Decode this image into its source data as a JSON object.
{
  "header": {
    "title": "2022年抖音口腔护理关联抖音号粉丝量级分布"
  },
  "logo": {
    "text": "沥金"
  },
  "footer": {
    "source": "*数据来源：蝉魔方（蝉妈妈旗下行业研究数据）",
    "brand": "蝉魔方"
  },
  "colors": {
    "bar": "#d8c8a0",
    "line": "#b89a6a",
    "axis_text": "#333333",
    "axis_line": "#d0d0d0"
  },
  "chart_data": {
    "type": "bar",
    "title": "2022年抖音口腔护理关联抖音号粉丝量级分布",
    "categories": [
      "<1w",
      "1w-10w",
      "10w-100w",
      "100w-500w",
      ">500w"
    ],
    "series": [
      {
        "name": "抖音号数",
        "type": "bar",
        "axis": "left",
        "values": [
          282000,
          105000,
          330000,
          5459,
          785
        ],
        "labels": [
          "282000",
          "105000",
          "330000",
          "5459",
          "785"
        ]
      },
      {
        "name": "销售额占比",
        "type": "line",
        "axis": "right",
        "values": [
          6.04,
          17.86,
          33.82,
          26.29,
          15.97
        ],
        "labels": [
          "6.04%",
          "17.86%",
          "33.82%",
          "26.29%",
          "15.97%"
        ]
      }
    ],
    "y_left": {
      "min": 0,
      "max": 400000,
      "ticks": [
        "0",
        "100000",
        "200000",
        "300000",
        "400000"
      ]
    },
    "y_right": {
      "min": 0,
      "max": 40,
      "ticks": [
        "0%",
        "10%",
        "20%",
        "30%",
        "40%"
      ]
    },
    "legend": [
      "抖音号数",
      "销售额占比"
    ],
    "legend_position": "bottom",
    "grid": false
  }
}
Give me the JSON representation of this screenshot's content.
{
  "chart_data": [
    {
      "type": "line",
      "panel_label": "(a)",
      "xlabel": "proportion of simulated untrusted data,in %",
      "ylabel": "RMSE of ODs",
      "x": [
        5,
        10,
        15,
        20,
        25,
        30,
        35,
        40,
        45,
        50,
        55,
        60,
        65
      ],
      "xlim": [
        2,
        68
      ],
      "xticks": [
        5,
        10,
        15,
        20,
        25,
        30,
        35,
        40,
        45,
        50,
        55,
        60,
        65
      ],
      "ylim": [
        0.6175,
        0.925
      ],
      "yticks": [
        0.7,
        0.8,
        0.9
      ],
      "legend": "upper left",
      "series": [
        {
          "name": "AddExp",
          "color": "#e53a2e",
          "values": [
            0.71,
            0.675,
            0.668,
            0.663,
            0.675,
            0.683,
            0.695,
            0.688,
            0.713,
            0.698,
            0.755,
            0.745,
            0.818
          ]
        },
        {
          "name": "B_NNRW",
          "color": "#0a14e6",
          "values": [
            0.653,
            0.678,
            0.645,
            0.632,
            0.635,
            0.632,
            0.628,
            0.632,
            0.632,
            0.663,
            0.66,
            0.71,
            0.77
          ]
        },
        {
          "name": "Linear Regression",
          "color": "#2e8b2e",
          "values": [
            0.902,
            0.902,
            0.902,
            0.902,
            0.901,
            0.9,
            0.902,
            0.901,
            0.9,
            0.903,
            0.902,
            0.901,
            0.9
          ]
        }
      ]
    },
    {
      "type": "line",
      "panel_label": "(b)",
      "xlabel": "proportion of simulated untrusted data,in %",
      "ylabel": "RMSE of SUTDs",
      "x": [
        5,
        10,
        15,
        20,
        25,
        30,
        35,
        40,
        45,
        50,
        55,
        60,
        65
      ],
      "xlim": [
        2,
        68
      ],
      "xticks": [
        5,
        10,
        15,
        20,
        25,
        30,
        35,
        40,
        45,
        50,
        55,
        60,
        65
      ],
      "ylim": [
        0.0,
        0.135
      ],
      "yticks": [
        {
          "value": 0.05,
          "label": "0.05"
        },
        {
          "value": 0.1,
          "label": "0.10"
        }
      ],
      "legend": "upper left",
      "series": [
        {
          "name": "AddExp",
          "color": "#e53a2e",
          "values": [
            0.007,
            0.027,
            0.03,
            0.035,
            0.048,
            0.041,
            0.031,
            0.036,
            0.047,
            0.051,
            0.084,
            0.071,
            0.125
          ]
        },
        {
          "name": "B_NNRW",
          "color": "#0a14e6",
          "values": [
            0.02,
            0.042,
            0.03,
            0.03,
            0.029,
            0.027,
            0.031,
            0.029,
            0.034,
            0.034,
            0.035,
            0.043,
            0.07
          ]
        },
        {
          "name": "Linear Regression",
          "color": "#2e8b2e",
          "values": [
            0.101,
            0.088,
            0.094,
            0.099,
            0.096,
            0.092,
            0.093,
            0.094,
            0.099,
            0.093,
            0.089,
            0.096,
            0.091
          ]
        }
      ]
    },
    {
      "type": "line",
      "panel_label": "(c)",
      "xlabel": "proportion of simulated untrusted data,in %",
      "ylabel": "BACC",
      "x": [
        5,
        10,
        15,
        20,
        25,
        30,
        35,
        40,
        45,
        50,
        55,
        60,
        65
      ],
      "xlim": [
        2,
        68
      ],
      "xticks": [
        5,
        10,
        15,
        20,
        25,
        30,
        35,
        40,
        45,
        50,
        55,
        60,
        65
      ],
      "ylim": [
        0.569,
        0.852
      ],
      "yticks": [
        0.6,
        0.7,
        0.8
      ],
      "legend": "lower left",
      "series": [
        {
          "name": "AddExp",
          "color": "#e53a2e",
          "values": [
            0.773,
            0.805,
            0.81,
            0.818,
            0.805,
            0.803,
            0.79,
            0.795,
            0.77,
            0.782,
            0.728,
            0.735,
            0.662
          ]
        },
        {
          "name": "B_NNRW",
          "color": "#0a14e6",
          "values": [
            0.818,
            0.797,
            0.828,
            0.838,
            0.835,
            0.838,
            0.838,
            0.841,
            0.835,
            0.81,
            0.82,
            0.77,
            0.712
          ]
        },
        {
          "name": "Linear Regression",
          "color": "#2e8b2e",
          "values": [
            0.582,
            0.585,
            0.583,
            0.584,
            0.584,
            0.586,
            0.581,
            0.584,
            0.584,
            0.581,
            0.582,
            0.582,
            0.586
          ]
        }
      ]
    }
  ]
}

_AIM_
Make an exact copy of the data above.

_TASK RESULT_
Decode this image into its source data as a JSON object.
{
  "header": {
    "title": "2022年抖音口腔护理关联抖音号粉丝量级分布"
  },
  "logo": {
    "text": "沥金"
  },
  "footer": {
    "source": "*数据来源：蝉魔方（蝉妈妈旗下行业研究数据）",
    "brand": "蝉魔方"
  },
  "colors": {
    "bar": "#d8c8a0",
    "line": "#b89a6a",
    "axis_text": "#333333",
    "axis_line": "#d0d0d0"
  },
  "chart_data": {
    "type": "bar",
    "title": "2022年抖音口腔护理关联抖音号粉丝量级分布",
    "categories": [
      "<1w",
      "1w-10w",
      "10w-100w",
      "100w-500w",
      ">500w"
    ],
    "series": [
      {
        "name": "抖音号数",
        "type": "bar",
        "axis": "left",
        "values": [
          282000,
          105000,
          330000,
          5459,
          785
        ],
        "labels": [
          "282000",
          "105000",
          "330000",
          "5459",
          "785"
        ]
      },
      {
        "name": "销售额占比",
        "type": "line",
        "axis": "right",
        "values": [
          6.04,
          17.86,
          33.82,
          26.29,
          15.97
        ],
        "labels": [
          "6.04%",
          "17.86%",
          "33.82%",
          "26.29%",
          "15.97%"
        ]
      }
    ],
    "y_left": {
      "min": 0,
      "max": 400000,
      "ticks": [
        "0",
        "100000",
        "200000",
        "300000",
        "400000"
      ]
    },
    "y_right": {
      "min": 0,
      "max": 40,
      "ticks": [
        "0%",
        "10%",
        "20%",
        "30%",
        "40%"
      ]
    },
    "legend": [
      "抖音号数",
      "销售额占比"
    ],
    "legend_position": "bottom",
    "grid": false
  }
}
Give me the JSON representation of this screenshot's content.
{
  "chart_data": [
    {
      "type": "line",
      "panel_label": "(a)",
      "xlabel": "proportion of simulated untrusted data,in %",
      "ylabel": "RMSE of ODs",
      "x": [
        5,
        10,
        15,
        20,
        25,
        30,
        35,
        40,
        45,
        50,
        55,
        60,
        65
      ],
      "xlim": [
        2,
        68
      ],
      "xticks": [
        5,
        10,
        15,
        20,
        25,
        30,
        35,
        40,
        45,
        50,
        55,
        60,
        65
      ],
      "ylim": [
        0.6175,
        0.925
      ],
      "yticks": [
        0.7,
        0.8,
        0.9
      ],
      "legend": "upper left",
      "series": [
        {
          "name": "AddExp",
          "color": "#e53a2e",
          "values": [
            0.71,
            0.675,
            0.668,
            0.663,
            0.675,
            0.683,
            0.695,
            0.688,
            0.713,
            0.698,
            0.755,
            0.745,
            0.818
          ]
        },
        {
          "name": "B_NNRW",
          "color": "#0a14e6",
          "values": [
            0.653,
            0.678,
            0.645,
            0.632,
            0.635,
            0.632,
            0.628,
            0.632,
            0.632,
            0.663,
            0.66,
            0.71,
            0.77
          ]
        },
        {
          "name": "Linear Regression",
          "color": "#2e8b2e",
          "values": [
            0.902,
            0.902,
            0.902,
            0.902,
            0.901,
            0.9,
            0.902,
            0.901,
            0.9,
            0.903,
            0.902,
            0.901,
            0.9
          ]
        }
      ]
    },
    {
      "type": "line",
      "panel_label": "(b)",
      "xlabel": "proportion of simulated untrusted data,in %",
      "ylabel": "RMSE of SUTDs",
      "x": [
        5,
        10,
        15,
        20,
        25,
        30,
        35,
        40,
        45,
        50,
        55,
        60,
        65
      ],
      "xlim": [
        2,
        68
      ],
      "xticks": [
        5,
        10,
        15,
        20,
        25,
        30,
        35,
        40,
        45,
        50,
        55,
        60,
        65
      ],
      "ylim": [
        0.0,
        0.135
      ],
      "yticks": [
        {
          "value": 0.05,
          "label": "0.05"
        },
        {
          "value": 0.1,
          "label": "0.10"
        }
      ],
      "legend": "upper left",
      "series": [
        {
          "name": "AddExp",
          "color": "#e53a2e",
          "values": [
            0.007,
            0.027,
            0.03,
            0.035,
            0.048,
            0.041,
            0.031,
            0.036,
            0.047,
            0.051,
            0.084,
            0.071,
            0.125
          ]
        },
        {
          "name": "B_NNRW",
          "color": "#0a14e6",
          "values": [
            0.02,
            0.042,
            0.03,
            0.03,
            0.029,
            0.027,
            0.031,
            0.029,
            0.034,
            0.034,
            0.035,
            0.043,
            0.07
          ]
        },
        {
          "name": "Linear Regression",
          "color": "#2e8b2e",
          "values": [
            0.101,
            0.088,
            0.094,
            0.099,
            0.096,
            0.092,
            0.093,
            0.094,
            0.099,
            0.093,
            0.089,
            0.096,
            0.091
          ]
        }
      ]
    },
    {
      "type": "line",
      "panel_label": "(c)",
      "xlabel": "proportion of simulated untrusted data,in %",
      "ylabel": "BACC",
      "x": [
        5,
        10,
        15,
        20,
        25,
        30,
        35,
        40,
        45,
        50,
        55,
        60,
        65
      ],
      "xlim": [
        2,
        68
      ],
      "xticks": [
        5,
        10,
        15,
        20,
        25,
        30,
        35,
        40,
        45,
        50,
        55,
        60,
        65
      ],
      "ylim": [
        0.569,
        0.852
      ],
      "yticks": [
        0.6,
        0.7,
        0.8
      ],
      "legend": "lower left",
      "series": [
        {
          "name": "AddExp",
          "color": "#e53a2e",
          "values": [
            0.773,
            0.805,
            0.81,
            0.818,
            0.805,
            0.803,
            0.79,
            0.795,
            0.77,
            0.782,
            0.728,
            0.735,
            0.662
          ]
        },
        {
          "name": "B_NNRW",
          "color": "#0a14e6",
          "values": [
            0.818,
            0.797,
            0.828,
            0.838,
            0.835,
            0.838,
            0.838,
            0.841,
            0.835,
            0.81,
            0.82,
            0.77,
            0.712
          ]
        },
        {
          "name": "Linear Regression",
          "color": "#2e8b2e",
          "values": [
            0.582,
            0.585,
            0.583,
            0.584,
            0.584,
            0.586,
            0.581,
            0.584,
            0.584,
            0.581,
            0.582,
            0.582,
            0.586
          ]
        }
      ]
    }
  ]
}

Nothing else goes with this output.